WHAT YOU ARE ASKED TO DO ▸ Go through the entries below and pick out every line with "legislation".

DATA EXCERPTS ▸
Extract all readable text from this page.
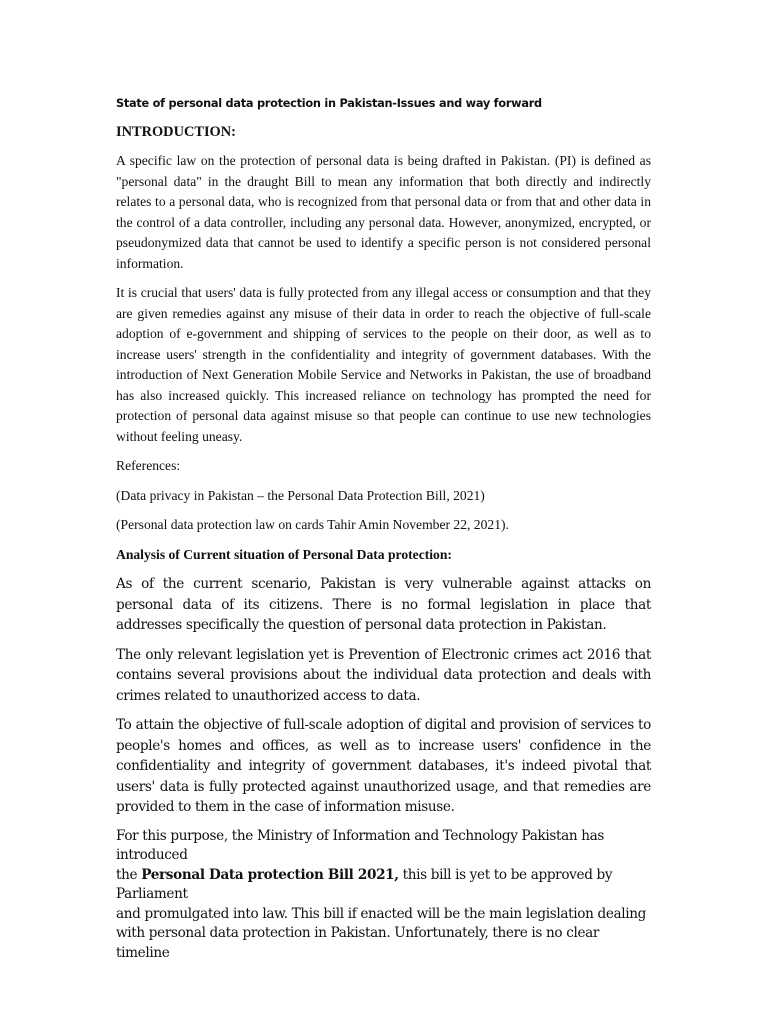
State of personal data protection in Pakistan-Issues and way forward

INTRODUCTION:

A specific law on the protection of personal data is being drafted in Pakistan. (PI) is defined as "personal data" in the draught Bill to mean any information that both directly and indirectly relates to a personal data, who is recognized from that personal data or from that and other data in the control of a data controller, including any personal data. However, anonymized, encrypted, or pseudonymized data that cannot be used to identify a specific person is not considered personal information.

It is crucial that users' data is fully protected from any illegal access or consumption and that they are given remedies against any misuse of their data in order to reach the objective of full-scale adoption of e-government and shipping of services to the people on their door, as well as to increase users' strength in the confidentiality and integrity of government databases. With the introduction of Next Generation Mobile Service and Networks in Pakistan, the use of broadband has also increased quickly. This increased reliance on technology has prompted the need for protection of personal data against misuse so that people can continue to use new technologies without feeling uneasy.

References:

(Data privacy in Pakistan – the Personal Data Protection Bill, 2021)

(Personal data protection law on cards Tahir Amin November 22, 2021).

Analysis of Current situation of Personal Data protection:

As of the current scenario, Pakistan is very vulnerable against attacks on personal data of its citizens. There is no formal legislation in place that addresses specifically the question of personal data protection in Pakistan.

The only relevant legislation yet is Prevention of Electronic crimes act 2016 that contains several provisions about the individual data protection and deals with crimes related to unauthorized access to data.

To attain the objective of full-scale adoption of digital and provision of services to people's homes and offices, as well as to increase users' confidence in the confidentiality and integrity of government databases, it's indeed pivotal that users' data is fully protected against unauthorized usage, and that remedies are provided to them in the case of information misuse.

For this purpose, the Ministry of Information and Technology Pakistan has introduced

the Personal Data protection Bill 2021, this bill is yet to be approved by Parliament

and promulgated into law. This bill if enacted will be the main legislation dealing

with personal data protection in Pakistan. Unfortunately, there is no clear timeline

ANSWER TO THE EXERCISE ▸
As of the current scenario, Pakistan is very vulnerable against attacks on personal data of its citizens. There is no formal legislation in place that addresses specifically the question of personal data protection in Pakistan.
The only relevant legislation yet is Prevention of Electronic crimes act 2016 that contains several provisions about the individual data protection and deals with crimes related to unauthorized access to data.
and promulgated into law. This bill if enacted will be the main legislation dealing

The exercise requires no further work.